**Task description:** Each entry needs to be restated exactly as written.

— Begin The data —

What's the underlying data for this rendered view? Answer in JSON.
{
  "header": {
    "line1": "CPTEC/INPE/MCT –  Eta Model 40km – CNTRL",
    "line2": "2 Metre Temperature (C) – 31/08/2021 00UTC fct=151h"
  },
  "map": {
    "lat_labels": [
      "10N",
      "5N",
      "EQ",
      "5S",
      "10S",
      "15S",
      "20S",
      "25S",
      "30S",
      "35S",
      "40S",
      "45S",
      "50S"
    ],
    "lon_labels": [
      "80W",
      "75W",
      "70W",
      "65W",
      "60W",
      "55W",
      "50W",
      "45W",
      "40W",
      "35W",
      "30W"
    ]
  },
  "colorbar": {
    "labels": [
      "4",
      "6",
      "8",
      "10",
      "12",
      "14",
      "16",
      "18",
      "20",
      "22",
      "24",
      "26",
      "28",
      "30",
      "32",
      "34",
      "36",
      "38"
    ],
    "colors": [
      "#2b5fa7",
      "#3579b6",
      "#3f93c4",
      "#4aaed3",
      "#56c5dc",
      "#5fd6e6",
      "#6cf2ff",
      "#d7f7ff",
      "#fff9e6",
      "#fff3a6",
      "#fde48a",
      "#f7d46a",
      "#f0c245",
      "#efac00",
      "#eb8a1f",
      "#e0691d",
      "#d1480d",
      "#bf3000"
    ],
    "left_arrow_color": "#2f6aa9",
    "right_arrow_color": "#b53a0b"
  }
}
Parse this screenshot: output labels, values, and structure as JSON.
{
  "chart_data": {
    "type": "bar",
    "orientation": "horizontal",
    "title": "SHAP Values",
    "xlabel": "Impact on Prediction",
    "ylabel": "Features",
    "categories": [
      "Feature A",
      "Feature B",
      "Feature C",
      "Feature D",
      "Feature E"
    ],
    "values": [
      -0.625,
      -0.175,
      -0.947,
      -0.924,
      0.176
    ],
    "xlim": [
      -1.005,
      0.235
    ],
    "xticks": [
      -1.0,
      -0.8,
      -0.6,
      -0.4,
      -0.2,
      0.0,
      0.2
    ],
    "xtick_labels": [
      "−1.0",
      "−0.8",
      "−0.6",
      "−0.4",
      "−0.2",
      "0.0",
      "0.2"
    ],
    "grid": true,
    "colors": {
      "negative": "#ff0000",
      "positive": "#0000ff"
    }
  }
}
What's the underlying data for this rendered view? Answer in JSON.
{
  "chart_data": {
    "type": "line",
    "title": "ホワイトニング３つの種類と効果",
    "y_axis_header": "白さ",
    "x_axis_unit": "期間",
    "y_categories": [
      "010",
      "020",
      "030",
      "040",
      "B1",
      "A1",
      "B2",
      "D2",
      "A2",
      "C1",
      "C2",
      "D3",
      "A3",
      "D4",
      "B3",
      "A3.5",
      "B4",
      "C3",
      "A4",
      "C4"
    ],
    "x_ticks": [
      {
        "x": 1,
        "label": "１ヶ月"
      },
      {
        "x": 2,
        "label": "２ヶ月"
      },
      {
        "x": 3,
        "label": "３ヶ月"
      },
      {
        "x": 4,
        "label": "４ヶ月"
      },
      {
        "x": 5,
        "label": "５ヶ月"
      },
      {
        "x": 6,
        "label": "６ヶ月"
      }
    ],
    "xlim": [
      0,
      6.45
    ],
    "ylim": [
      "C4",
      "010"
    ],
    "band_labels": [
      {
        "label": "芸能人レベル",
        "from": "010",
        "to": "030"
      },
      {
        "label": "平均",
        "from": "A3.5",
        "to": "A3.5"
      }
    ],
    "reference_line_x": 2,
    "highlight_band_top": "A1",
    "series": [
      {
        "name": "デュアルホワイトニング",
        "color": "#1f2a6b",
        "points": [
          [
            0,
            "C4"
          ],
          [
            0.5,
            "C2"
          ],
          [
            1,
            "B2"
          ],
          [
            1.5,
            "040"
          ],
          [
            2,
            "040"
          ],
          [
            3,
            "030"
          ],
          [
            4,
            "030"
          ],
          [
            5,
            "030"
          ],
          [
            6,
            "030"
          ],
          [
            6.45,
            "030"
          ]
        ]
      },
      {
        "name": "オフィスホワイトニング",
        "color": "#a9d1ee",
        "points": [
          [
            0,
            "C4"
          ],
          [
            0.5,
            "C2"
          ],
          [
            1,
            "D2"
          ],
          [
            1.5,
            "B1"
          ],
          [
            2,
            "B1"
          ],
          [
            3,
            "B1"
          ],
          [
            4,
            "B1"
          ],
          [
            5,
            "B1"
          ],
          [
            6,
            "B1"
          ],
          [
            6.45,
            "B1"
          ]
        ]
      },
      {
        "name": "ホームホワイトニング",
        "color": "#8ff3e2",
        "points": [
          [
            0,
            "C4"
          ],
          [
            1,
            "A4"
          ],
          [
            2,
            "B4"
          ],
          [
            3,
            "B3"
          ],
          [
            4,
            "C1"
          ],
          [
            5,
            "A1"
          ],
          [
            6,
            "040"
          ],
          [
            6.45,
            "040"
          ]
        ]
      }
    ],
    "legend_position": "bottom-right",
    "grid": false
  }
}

— End The data —

**Finished answer:**
What's the underlying data for this rendered view? Answer in JSON.
{
  "header": {
    "line1": "CPTEC/INPE/MCT –  Eta Model 40km – CNTRL",
    "line2": "2 Metre Temperature (C) – 31/08/2021 00UTC fct=151h"
  },
  "map": {
    "lat_labels": [
      "10N",
      "5N",
      "EQ",
      "5S",
      "10S",
      "15S",
      "20S",
      "25S",
      "30S",
      "35S",
      "40S",
      "45S",
      "50S"
    ],
    "lon_labels": [
      "80W",
      "75W",
      "70W",
      "65W",
      "60W",
      "55W",
      "50W",
      "45W",
      "40W",
      "35W",
      "30W"
    ]
  },
  "colorbar": {
    "labels": [
      "4",
      "6",
      "8",
      "10",
      "12",
      "14",
      "16",
      "18",
      "20",
      "22",
      "24",
      "26",
      "28",
      "30",
      "32",
      "34",
      "36",
      "38"
    ],
    "colors": [
      "#2b5fa7",
      "#3579b6",
      "#3f93c4",
      "#4aaed3",
      "#56c5dc",
      "#5fd6e6",
      "#6cf2ff",
      "#d7f7ff",
      "#fff9e6",
      "#fff3a6",
      "#fde48a",
      "#f7d46a",
      "#f0c245",
      "#efac00",
      "#eb8a1f",
      "#e0691d",
      "#d1480d",
      "#bf3000"
    ],
    "left_arrow_color": "#2f6aa9",
    "right_arrow_color": "#b53a0b"
  }
}
Parse this screenshot: output labels, values, and structure as JSON.
{
  "chart_data": {
    "type": "bar",
    "orientation": "horizontal",
    "title": "SHAP Values",
    "xlabel": "Impact on Prediction",
    "ylabel": "Features",
    "categories": [
      "Feature A",
      "Feature B",
      "Feature C",
      "Feature D",
      "Feature E"
    ],
    "values": [
      -0.625,
      -0.175,
      -0.947,
      -0.924,
      0.176
    ],
    "xlim": [
      -1.005,
      0.235
    ],
    "xticks": [
      -1.0,
      -0.8,
      -0.6,
      -0.4,
      -0.2,
      0.0,
      0.2
    ],
    "xtick_labels": [
      "−1.0",
      "−0.8",
      "−0.6",
      "−0.4",
      "−0.2",
      "0.0",
      "0.2"
    ],
    "grid": true,
    "colors": {
      "negative": "#ff0000",
      "positive": "#0000ff"
    }
  }
}
What's the underlying data for this rendered view? Answer in JSON.
{
  "chart_data": {
    "type": "line",
    "title": "ホワイトニング３つの種類と効果",
    "y_axis_header": "白さ",
    "x_axis_unit": "期間",
    "y_categories": [
      "010",
      "020",
      "030",
      "040",
      "B1",
      "A1",
      "B2",
      "D2",
      "A2",
      "C1",
      "C2",
      "D3",
      "A3",
      "D4",
      "B3",
      "A3.5",
      "B4",
      "C3",
      "A4",
      "C4"
    ],
    "x_ticks": [
      {
        "x": 1,
        "label": "１ヶ月"
      },
      {
        "x": 2,
        "label": "２ヶ月"
      },
      {
        "x": 3,
        "label": "３ヶ月"
      },
      {
        "x": 4,
        "label": "４ヶ月"
      },
      {
        "x": 5,
        "label": "５ヶ月"
      },
      {
        "x": 6,
        "label": "６ヶ月"
      }
    ],
    "xlim": [
      0,
      6.45
    ],
    "ylim": [
      "C4",
      "010"
    ],
    "band_labels": [
      {
        "label": "芸能人レベル",
        "from": "010",
        "to": "030"
      },
      {
        "label": "平均",
        "from": "A3.5",
        "to": "A3.5"
      }
    ],
    "reference_line_x": 2,
    "highlight_band_top": "A1",
    "series": [
      {
        "name": "デュアルホワイトニング",
        "color": "#1f2a6b",
        "points": [
          [
            0,
            "C4"
          ],
          [
            0.5,
            "C2"
          ],
          [
            1,
            "B2"
          ],
          [
            1.5,
            "040"
          ],
          [
            2,
            "040"
          ],
          [
            3,
            "030"
          ],
          [
            4,
            "030"
          ],
          [
            5,
            "030"
          ],
          [
            6,
            "030"
          ],
          [
            6.45,
            "030"
          ]
        ]
      },
      {
        "name": "オフィスホワイトニング",
        "color": "#a9d1ee",
        "points": [
          [
            0,
            "C4"
          ],
          [
            0.5,
            "C2"
          ],
          [
            1,
            "D2"
          ],
          [
            1.5,
            "B1"
          ],
          [
            2,
            "B1"
          ],
          [
            3,
            "B1"
          ],
          [
            4,
            "B1"
          ],
          [
            5,
            "B1"
          ],
          [
            6,
            "B1"
          ],
          [
            6.45,
            "B1"
          ]
        ]
      },
      {
        "name": "ホームホワイトニング",
        "color": "#8ff3e2",
        "points": [
          [
            0,
            "C4"
          ],
          [
            1,
            "A4"
          ],
          [
            2,
            "B4"
          ],
          [
            3,
            "B3"
          ],
          [
            4,
            "C1"
          ],
          [
            5,
            "A1"
          ],
          [
            6,
            "040"
          ],
          [
            6.45,
            "040"
          ]
        ]
      }
    ],
    "legend_position": "bottom-right",
    "grid": false
  }
}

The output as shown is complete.